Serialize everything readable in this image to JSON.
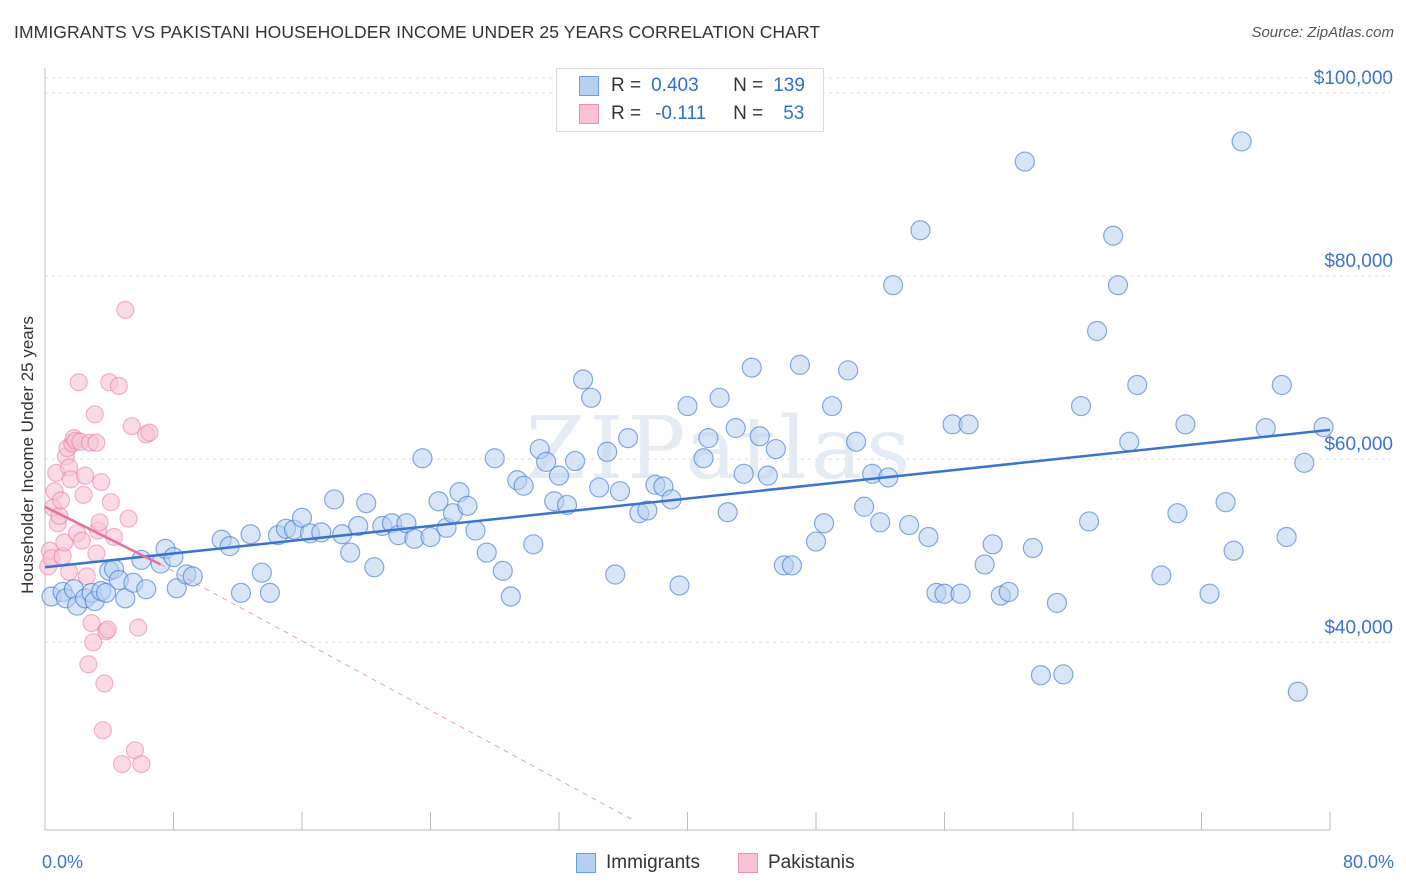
{
  "title": "IMMIGRANTS VS PAKISTANI HOUSEHOLDER INCOME UNDER 25 YEARS CORRELATION CHART",
  "source": "Source: ZipAtlas.com",
  "colors": {
    "blue": "#3a74cf",
    "blue_fill": "#b8d0f0",
    "pink": "#e8709a",
    "pink_fill": "#f7c3d3"
  },
  "legend": {
    "rows": [
      {
        "r_label": "R =",
        "r_value": "0.403",
        "n_label": "N =",
        "n_value": "139"
      },
      {
        "r_label": "R =",
        "r_value": "-0.111",
        "n_label": "N =",
        "n_value": "53"
      }
    ]
  },
  "bottom_legend": {
    "immigrants": "Immigrants",
    "pakistanis": "Pakistanis"
  },
  "chart_data": {
    "type": "scatter",
    "title": "IMMIGRANTS VS PAKISTANI HOUSEHOLDER INCOME UNDER 25 YEARS CORRELATION CHART",
    "xlabel": "",
    "ylabel": "Householder Income Under 25 years",
    "xlim": [
      0,
      80
    ],
    "ylim": [
      19500,
      102500
    ],
    "x_tick_labels": [
      "0.0%",
      "80.0%"
    ],
    "y_ticks": [
      {
        "value": 40000,
        "label": "$40,000"
      },
      {
        "value": 60000,
        "label": "$60,000"
      },
      {
        "value": 80000,
        "label": "$80,000"
      },
      {
        "value": 100000,
        "label": "$100,000"
      }
    ],
    "watermark": "ZIPatlas",
    "series": [
      {
        "name": "Immigrants",
        "r": 0.403,
        "n": 139,
        "trend": {
          "x0": 0,
          "y0": 48200,
          "x1": 80,
          "y1": 63200
        },
        "points": [
          [
            0.4,
            45000
          ],
          [
            1.1,
            45500
          ],
          [
            1.3,
            44800
          ],
          [
            1.8,
            45800
          ],
          [
            2.0,
            44000
          ],
          [
            2.5,
            44800
          ],
          [
            2.9,
            45400
          ],
          [
            3.1,
            44500
          ],
          [
            3.5,
            45600
          ],
          [
            3.8,
            45400
          ],
          [
            4.0,
            47800
          ],
          [
            4.3,
            48000
          ],
          [
            4.6,
            46800
          ],
          [
            5.0,
            44800
          ],
          [
            5.5,
            46500
          ],
          [
            6.0,
            49000
          ],
          [
            6.3,
            45800
          ],
          [
            7.2,
            48600
          ],
          [
            7.5,
            50200
          ],
          [
            8.0,
            49300
          ],
          [
            8.2,
            45900
          ],
          [
            8.8,
            47400
          ],
          [
            9.2,
            47200
          ],
          [
            11.0,
            51200
          ],
          [
            11.5,
            50500
          ],
          [
            12.2,
            45400
          ],
          [
            12.8,
            51800
          ],
          [
            13.5,
            47600
          ],
          [
            14.0,
            45400
          ],
          [
            14.5,
            51700
          ],
          [
            15.0,
            52400
          ],
          [
            15.5,
            52300
          ],
          [
            16.0,
            53600
          ],
          [
            16.5,
            51900
          ],
          [
            17.2,
            52000
          ],
          [
            18.0,
            55600
          ],
          [
            18.5,
            51800
          ],
          [
            19.0,
            49800
          ],
          [
            19.5,
            52700
          ],
          [
            20.0,
            55200
          ],
          [
            20.5,
            48200
          ],
          [
            21.0,
            52700
          ],
          [
            21.6,
            53000
          ],
          [
            22.0,
            51700
          ],
          [
            22.5,
            53000
          ],
          [
            23.0,
            51300
          ],
          [
            23.5,
            60100
          ],
          [
            24.0,
            51500
          ],
          [
            24.5,
            55400
          ],
          [
            25.0,
            52500
          ],
          [
            25.4,
            54100
          ],
          [
            25.8,
            56400
          ],
          [
            26.3,
            54900
          ],
          [
            26.8,
            52200
          ],
          [
            27.5,
            49800
          ],
          [
            28.0,
            60100
          ],
          [
            28.5,
            47800
          ],
          [
            29.0,
            45000
          ],
          [
            29.4,
            57700
          ],
          [
            29.8,
            57100
          ],
          [
            30.4,
            50700
          ],
          [
            30.8,
            61100
          ],
          [
            31.2,
            59700
          ],
          [
            31.7,
            55400
          ],
          [
            32.0,
            58200
          ],
          [
            32.5,
            55000
          ],
          [
            33.0,
            59800
          ],
          [
            33.5,
            68700
          ],
          [
            34.0,
            66700
          ],
          [
            34.5,
            56900
          ],
          [
            35.0,
            60800
          ],
          [
            35.5,
            47400
          ],
          [
            35.8,
            56500
          ],
          [
            36.3,
            62300
          ],
          [
            37.0,
            54100
          ],
          [
            37.5,
            54400
          ],
          [
            38.0,
            57200
          ],
          [
            38.5,
            57000
          ],
          [
            39.0,
            55600
          ],
          [
            39.5,
            46200
          ],
          [
            40.0,
            65800
          ],
          [
            41.0,
            60100
          ],
          [
            41.3,
            62300
          ],
          [
            42.0,
            66700
          ],
          [
            42.5,
            54200
          ],
          [
            43.0,
            63400
          ],
          [
            43.5,
            58400
          ],
          [
            44.0,
            70000
          ],
          [
            44.5,
            62500
          ],
          [
            45.0,
            58200
          ],
          [
            45.5,
            61100
          ],
          [
            46.0,
            48400
          ],
          [
            46.5,
            48400
          ],
          [
            47.0,
            70300
          ],
          [
            48.0,
            51000
          ],
          [
            48.5,
            53000
          ],
          [
            49.0,
            65800
          ],
          [
            50.0,
            69700
          ],
          [
            50.5,
            61900
          ],
          [
            51.0,
            54800
          ],
          [
            51.5,
            58400
          ],
          [
            52.0,
            53100
          ],
          [
            52.5,
            58000
          ],
          [
            52.8,
            79000
          ],
          [
            53.8,
            52800
          ],
          [
            54.5,
            85000
          ],
          [
            55.0,
            51500
          ],
          [
            55.5,
            45400
          ],
          [
            56.0,
            45300
          ],
          [
            56.5,
            63800
          ],
          [
            57.0,
            45300
          ],
          [
            57.5,
            63800
          ],
          [
            58.5,
            48500
          ],
          [
            59.0,
            50700
          ],
          [
            59.5,
            45100
          ],
          [
            60.0,
            45500
          ],
          [
            61.0,
            92500
          ],
          [
            61.5,
            50300
          ],
          [
            62.0,
            36400
          ],
          [
            63.0,
            44300
          ],
          [
            63.4,
            36500
          ],
          [
            64.5,
            65800
          ],
          [
            65.0,
            53200
          ],
          [
            65.5,
            74000
          ],
          [
            66.5,
            84400
          ],
          [
            66.8,
            79000
          ],
          [
            67.5,
            61900
          ],
          [
            68.0,
            68100
          ],
          [
            69.5,
            47300
          ],
          [
            70.5,
            54100
          ],
          [
            71.0,
            63800
          ],
          [
            72.5,
            45300
          ],
          [
            73.5,
            55300
          ],
          [
            74.0,
            50000
          ],
          [
            74.5,
            94700
          ],
          [
            76.0,
            63400
          ],
          [
            77.0,
            68100
          ],
          [
            77.3,
            51500
          ],
          [
            78.0,
            34600
          ],
          [
            78.4,
            59600
          ],
          [
            79.6,
            63500
          ]
        ]
      },
      {
        "name": "Pakistanis",
        "r": -0.111,
        "n": 53,
        "trend": {
          "x0": 0,
          "y0": 54800,
          "x1": 7.2,
          "y1": 48500
        },
        "trend_extension": {
          "x0": 7.2,
          "y0": 48500,
          "x1": 36.5,
          "y1": 20700
        },
        "points": [
          [
            0.2,
            48300
          ],
          [
            0.3,
            50000
          ],
          [
            0.4,
            49200
          ],
          [
            0.5,
            54700
          ],
          [
            0.6,
            56500
          ],
          [
            0.7,
            58500
          ],
          [
            0.8,
            53000
          ],
          [
            0.9,
            53800
          ],
          [
            1.0,
            55500
          ],
          [
            1.1,
            49400
          ],
          [
            1.2,
            50900
          ],
          [
            1.3,
            60300
          ],
          [
            1.4,
            61200
          ],
          [
            1.5,
            59100
          ],
          [
            1.6,
            57800
          ],
          [
            1.7,
            61700
          ],
          [
            1.8,
            62300
          ],
          [
            1.9,
            62000
          ],
          [
            2.0,
            51900
          ],
          [
            2.1,
            68400
          ],
          [
            2.2,
            61900
          ],
          [
            2.3,
            51100
          ],
          [
            2.4,
            56100
          ],
          [
            2.5,
            58200
          ],
          [
            2.6,
            47200
          ],
          [
            2.7,
            37600
          ],
          [
            2.8,
            61800
          ],
          [
            2.9,
            42100
          ],
          [
            3.0,
            40000
          ],
          [
            3.1,
            64900
          ],
          [
            3.2,
            61800
          ],
          [
            3.3,
            52200
          ],
          [
            3.4,
            53100
          ],
          [
            3.5,
            57500
          ],
          [
            3.6,
            30400
          ],
          [
            3.7,
            35500
          ],
          [
            3.8,
            41200
          ],
          [
            3.9,
            41400
          ],
          [
            4.0,
            68400
          ],
          [
            4.1,
            55300
          ],
          [
            4.3,
            51500
          ],
          [
            4.6,
            68000
          ],
          [
            4.8,
            26700
          ],
          [
            5.0,
            76300
          ],
          [
            5.2,
            53500
          ],
          [
            5.4,
            63600
          ],
          [
            5.6,
            28200
          ],
          [
            5.8,
            41600
          ],
          [
            6.0,
            26700
          ],
          [
            6.3,
            62700
          ],
          [
            6.5,
            62900
          ],
          [
            1.5,
            47700
          ],
          [
            3.2,
            49700
          ]
        ]
      }
    ]
  }
}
____
Goal:
Of the lines above, how many include the word "title"? Reply with the number only.

Completed exercise:
2